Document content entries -
[Start of Attachment]

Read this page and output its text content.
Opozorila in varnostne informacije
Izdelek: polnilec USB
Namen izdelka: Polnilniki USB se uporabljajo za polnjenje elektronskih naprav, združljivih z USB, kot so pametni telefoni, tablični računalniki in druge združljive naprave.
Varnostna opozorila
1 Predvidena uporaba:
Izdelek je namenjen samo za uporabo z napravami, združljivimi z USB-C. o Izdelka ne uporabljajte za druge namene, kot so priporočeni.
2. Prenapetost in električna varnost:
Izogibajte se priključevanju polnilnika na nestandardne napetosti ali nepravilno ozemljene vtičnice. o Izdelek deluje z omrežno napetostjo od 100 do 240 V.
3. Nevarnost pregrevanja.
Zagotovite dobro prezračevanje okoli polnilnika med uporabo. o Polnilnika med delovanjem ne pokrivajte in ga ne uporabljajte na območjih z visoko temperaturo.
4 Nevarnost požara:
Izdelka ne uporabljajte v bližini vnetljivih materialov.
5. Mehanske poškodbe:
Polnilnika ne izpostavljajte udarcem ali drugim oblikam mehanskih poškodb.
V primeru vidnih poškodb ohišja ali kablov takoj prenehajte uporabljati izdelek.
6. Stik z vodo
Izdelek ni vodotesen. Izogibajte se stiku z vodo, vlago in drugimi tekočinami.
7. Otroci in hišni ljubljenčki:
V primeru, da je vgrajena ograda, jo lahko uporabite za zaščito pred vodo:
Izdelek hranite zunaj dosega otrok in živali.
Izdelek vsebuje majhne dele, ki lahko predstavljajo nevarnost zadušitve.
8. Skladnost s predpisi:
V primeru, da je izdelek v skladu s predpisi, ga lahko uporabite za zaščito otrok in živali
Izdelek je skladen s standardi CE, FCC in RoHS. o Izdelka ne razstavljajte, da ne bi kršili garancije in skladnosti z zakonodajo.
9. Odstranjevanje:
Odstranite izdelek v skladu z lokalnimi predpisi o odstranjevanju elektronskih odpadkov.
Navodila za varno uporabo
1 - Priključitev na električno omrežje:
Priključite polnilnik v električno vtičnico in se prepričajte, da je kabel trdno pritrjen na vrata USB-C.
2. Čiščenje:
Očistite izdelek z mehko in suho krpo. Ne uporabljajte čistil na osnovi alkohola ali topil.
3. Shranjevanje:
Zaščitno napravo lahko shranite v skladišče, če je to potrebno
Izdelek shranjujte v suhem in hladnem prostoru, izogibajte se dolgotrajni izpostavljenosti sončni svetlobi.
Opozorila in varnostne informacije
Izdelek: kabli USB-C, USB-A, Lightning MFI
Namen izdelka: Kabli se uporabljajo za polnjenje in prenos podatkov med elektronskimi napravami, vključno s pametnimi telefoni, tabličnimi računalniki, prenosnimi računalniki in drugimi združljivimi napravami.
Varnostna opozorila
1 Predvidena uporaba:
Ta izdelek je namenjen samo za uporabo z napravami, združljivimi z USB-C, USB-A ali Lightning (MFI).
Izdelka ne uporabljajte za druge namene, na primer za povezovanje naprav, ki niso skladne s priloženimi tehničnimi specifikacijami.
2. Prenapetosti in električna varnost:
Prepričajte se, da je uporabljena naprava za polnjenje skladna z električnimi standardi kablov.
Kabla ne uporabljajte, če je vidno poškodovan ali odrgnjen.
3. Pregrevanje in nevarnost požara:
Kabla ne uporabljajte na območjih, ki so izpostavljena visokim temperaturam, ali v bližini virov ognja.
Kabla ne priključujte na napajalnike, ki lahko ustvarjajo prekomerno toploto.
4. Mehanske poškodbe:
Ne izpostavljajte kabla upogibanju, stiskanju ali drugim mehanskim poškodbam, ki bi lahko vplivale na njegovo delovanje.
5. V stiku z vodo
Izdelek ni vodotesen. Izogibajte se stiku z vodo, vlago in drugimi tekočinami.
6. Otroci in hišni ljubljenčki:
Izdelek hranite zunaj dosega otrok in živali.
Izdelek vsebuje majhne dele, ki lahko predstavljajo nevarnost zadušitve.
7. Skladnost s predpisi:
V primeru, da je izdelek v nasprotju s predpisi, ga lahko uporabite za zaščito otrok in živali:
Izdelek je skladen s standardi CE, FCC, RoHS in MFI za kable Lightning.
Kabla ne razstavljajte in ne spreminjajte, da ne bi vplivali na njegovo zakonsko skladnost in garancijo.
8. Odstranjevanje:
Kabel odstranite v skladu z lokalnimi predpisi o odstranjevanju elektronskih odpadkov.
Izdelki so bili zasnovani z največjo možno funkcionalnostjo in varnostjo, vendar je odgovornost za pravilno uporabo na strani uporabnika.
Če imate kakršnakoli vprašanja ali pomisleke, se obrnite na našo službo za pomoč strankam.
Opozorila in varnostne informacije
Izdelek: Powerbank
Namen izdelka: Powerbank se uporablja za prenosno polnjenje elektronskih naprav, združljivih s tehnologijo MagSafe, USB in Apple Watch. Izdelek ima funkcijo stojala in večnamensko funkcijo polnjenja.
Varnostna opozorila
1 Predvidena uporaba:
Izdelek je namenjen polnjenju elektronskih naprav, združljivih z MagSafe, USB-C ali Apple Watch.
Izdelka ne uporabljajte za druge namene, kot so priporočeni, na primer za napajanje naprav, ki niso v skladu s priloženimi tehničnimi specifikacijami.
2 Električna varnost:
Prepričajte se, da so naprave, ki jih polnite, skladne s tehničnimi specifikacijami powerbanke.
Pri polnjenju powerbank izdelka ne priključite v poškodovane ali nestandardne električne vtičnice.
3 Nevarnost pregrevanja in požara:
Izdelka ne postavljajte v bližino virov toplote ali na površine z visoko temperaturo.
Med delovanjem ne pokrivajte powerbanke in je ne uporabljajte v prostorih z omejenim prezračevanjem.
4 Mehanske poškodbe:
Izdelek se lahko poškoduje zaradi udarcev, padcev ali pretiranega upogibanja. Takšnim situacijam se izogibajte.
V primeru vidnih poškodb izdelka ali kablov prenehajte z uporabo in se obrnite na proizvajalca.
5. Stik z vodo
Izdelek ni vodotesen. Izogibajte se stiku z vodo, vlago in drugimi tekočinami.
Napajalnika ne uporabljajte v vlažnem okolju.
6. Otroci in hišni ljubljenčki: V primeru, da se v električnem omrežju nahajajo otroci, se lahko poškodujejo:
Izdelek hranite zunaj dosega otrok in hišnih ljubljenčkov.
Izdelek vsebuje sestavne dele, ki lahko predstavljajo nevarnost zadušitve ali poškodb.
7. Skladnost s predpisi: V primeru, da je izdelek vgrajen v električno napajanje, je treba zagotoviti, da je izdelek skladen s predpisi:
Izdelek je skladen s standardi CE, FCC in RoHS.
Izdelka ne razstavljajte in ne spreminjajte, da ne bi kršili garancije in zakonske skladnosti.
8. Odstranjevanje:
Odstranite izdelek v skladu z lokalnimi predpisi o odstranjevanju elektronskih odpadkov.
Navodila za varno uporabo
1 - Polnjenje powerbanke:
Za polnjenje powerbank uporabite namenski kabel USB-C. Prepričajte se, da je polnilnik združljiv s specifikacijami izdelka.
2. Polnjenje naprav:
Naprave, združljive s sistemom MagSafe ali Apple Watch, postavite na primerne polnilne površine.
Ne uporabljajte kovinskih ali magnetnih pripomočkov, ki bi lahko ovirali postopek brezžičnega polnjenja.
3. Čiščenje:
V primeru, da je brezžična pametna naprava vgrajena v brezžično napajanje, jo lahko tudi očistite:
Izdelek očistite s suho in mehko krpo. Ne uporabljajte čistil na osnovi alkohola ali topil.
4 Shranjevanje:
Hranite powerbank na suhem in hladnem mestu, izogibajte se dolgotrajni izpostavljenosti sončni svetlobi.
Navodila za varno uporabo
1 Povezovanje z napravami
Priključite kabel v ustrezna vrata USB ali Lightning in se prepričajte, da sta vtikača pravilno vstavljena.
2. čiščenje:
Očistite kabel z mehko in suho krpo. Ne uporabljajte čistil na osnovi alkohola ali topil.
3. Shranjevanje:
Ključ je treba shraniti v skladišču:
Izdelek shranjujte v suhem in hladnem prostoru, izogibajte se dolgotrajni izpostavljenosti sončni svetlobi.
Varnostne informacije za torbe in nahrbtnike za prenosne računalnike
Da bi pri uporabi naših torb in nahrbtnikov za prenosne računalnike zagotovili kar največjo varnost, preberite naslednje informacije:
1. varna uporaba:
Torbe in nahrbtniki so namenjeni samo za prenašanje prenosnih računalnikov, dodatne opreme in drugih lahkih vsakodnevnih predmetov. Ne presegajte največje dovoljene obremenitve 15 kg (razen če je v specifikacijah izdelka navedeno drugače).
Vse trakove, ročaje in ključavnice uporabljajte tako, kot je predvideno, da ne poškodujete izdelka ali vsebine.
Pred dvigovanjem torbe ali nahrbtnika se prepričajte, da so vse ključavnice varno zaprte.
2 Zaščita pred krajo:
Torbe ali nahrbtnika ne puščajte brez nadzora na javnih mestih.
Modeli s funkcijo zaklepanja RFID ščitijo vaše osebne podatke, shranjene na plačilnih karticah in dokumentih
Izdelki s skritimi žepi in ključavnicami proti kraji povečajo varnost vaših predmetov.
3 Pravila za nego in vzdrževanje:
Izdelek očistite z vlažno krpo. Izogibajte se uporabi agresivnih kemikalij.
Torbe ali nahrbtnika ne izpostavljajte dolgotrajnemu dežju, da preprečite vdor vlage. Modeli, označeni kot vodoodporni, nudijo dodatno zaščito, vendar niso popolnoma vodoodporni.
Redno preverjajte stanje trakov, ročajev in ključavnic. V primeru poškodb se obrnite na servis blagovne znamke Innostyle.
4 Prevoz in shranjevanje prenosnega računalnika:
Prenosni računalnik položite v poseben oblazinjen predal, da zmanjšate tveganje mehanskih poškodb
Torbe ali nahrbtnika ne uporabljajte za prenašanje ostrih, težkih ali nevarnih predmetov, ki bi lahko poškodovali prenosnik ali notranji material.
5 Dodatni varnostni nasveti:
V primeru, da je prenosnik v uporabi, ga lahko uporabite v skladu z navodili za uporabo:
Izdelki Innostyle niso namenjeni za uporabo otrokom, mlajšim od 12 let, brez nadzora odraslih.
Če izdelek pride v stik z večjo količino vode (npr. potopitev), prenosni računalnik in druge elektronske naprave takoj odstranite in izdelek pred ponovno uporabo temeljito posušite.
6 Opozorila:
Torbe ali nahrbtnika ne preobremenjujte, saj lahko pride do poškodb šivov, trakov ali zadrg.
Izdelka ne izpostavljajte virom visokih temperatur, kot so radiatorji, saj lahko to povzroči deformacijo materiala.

[End of Attachment]

PROBLEM -
Every line above in which the word "čistil" occurs needs to be copied.

TASK RESPONSE -
Očistite izdelek z mehko in suho krpo. Ne uporabljajte čistil na osnovi alkohola ali topil.
Izdelek očistite s suho in mehko krpo. Ne uporabljajte čistil na osnovi alkohola ali topil.
Očistite kabel z mehko in suho krpo. Ne uporabljajte čistil na osnovi alkohola ali topil.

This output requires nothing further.